Annotated region listings
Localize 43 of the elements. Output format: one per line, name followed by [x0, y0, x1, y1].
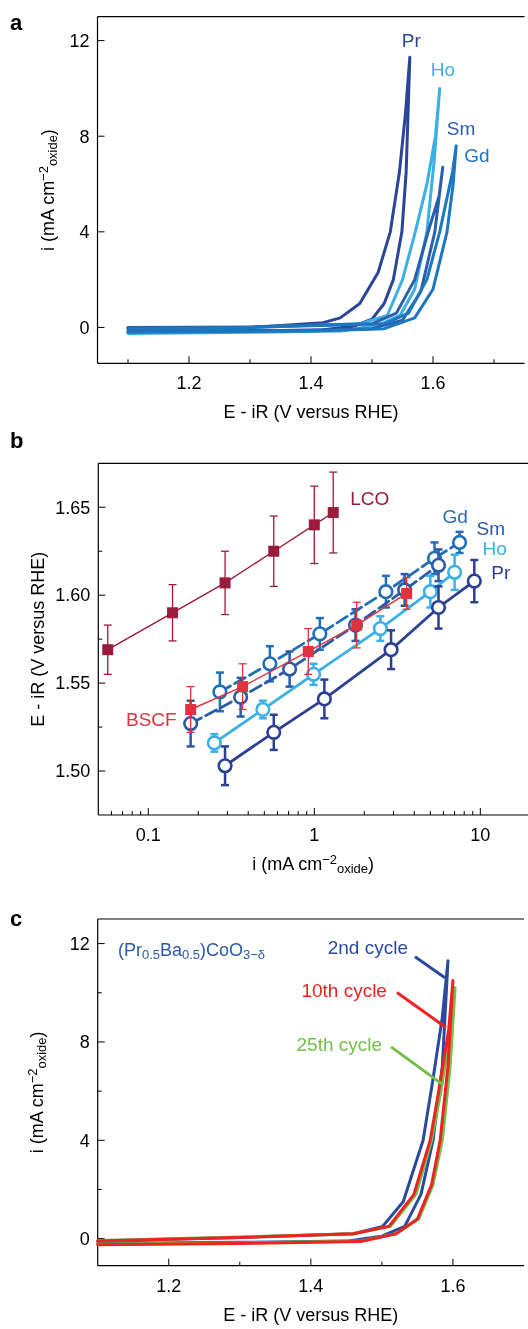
y-tick-label: 1.60: [55, 585, 91, 606]
annotation: (Pr$_{0.5}$Ba$_{0.5}$)CoO$_{3−δ}$: [118, 940, 266, 963]
y-tick-label: 0: [79, 317, 90, 338]
series-label: Ho: [430, 59, 456, 81]
y-tick-label: 12: [69, 30, 90, 51]
x-tick-label: 1.4: [298, 373, 324, 394]
y-tick-label: 12: [69, 933, 90, 954]
chart-title: b: [10, 428, 24, 453]
text: 2nd cycle: [327, 936, 408, 958]
x-axis-title: E - iR (V versus RHE): [223, 402, 399, 423]
x-tick-label: 0.1: [135, 825, 161, 845]
x-tick-label: 1.4: [298, 1275, 324, 1296]
x-tick-label: 1.2: [176, 373, 202, 394]
text: Sm: [476, 518, 506, 540]
series-label: Pr: [491, 562, 511, 584]
y-tick-label: 1.55: [55, 673, 91, 694]
series-label: Sm: [446, 118, 476, 140]
line-series: [126, 144, 458, 334]
chart-title: a: [10, 10, 23, 35]
y-tick-label: 1.65: [55, 497, 91, 518]
y-tick-label: 1.50: [55, 761, 91, 782]
x-tick-label: 1.6: [420, 373, 446, 394]
y-tick-label: 8: [79, 1032, 90, 1053]
series-label: Pr: [401, 30, 422, 52]
series-label: Gd: [442, 506, 468, 528]
x-tick-label: 1.6: [440, 1275, 466, 1296]
x-tick-label: 1: [309, 825, 320, 845]
y-tick-label: 4: [79, 222, 90, 243]
series-label: Ho: [482, 538, 507, 560]
x-axis-title: i (mA cm$^{−2}$$_{oxide}$): [252, 852, 375, 877]
y-tick-label: 0: [79, 1228, 90, 1249]
y-tick-label: 8: [79, 126, 90, 147]
text: 25th cycle: [296, 1033, 383, 1055]
series-label: BSCF: [125, 709, 177, 731]
y-tick-label: 4: [79, 1130, 90, 1151]
x-tick-label: 1.2: [156, 1275, 182, 1296]
series-label: LCO: [350, 487, 390, 509]
series-label: Gd: [464, 144, 490, 166]
y-axis-title: E - iR (V versus RHE): [28, 551, 49, 727]
x-tick-label: 10: [470, 825, 491, 845]
text: 10th cycle: [301, 980, 387, 1002]
x-axis-title: E - iR (V versus RHE): [223, 1304, 399, 1325]
chart-title: c: [10, 906, 23, 931]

[TASK PROMPT]
Quote the lines of the listing above exactly, starting at the line containing "y-tick-label: 1.60: [55, 585, 91, 606]" and ending at the last line of the listing, both included.

[SOLUTION TO THE PROBLEM]
y-tick-label: 1.60: [55, 585, 91, 606]
annotation: (Pr$_{0.5}$Ba$_{0.5}$)CoO$_{3−δ}$: [118, 940, 266, 963]
y-tick-label: 0: [79, 317, 90, 338]
series-label: Ho: [430, 59, 456, 81]
y-tick-label: 12: [69, 30, 90, 51]
x-tick-label: 1.4: [298, 373, 324, 394]
y-tick-label: 12: [69, 933, 90, 954]
chart-title: b: [10, 428, 24, 453]
text: 2nd cycle: [327, 936, 408, 958]
x-axis-title: E - iR (V versus RHE): [223, 402, 399, 423]
x-tick-label: 0.1: [135, 825, 161, 845]
x-tick-label: 1.4: [298, 1275, 324, 1296]
x-tick-label: 1.2: [176, 373, 202, 394]
text: Sm: [476, 518, 506, 540]
series-label: Pr: [491, 562, 511, 584]
y-tick-label: 1.55: [55, 673, 91, 694]
series-label: Sm: [446, 118, 476, 140]
line-series: [126, 144, 458, 334]
chart-title: a: [10, 10, 23, 35]
y-tick-label: 1.65: [55, 497, 91, 518]
y-tick-label: 1.50: [55, 761, 91, 782]
x-tick-label: 1.6: [420, 373, 446, 394]
y-tick-label: 8: [79, 1032, 90, 1053]
series-label: Pr: [401, 30, 422, 52]
series-label: Gd: [442, 506, 468, 528]
x-tick-label: 1.6: [440, 1275, 466, 1296]
x-tick-label: 1: [309, 825, 320, 845]
y-tick-label: 4: [79, 222, 90, 243]
series-label: Ho: [482, 538, 507, 560]
x-axis-title: i (mA cm$^{−2}$$_{oxide}$): [252, 852, 375, 877]
y-tick-label: 0: [79, 1228, 90, 1249]
y-tick-label: 8: [79, 126, 90, 147]
text: 25th cycle: [296, 1033, 383, 1055]
series-label: BSCF: [125, 709, 177, 731]
y-tick-label: 4: [79, 1130, 90, 1151]
x-tick-label: 1.2: [156, 1275, 182, 1296]
series-label: LCO: [350, 487, 390, 509]
series-label: Gd: [464, 144, 490, 166]
y-axis-title: E - iR (V versus RHE): [28, 551, 49, 727]
x-tick-label: 10: [470, 825, 491, 845]
text: 10th cycle: [301, 980, 387, 1002]
x-axis-title: E - iR (V versus RHE): [223, 1304, 399, 1325]
chart-title: c: [10, 906, 23, 931]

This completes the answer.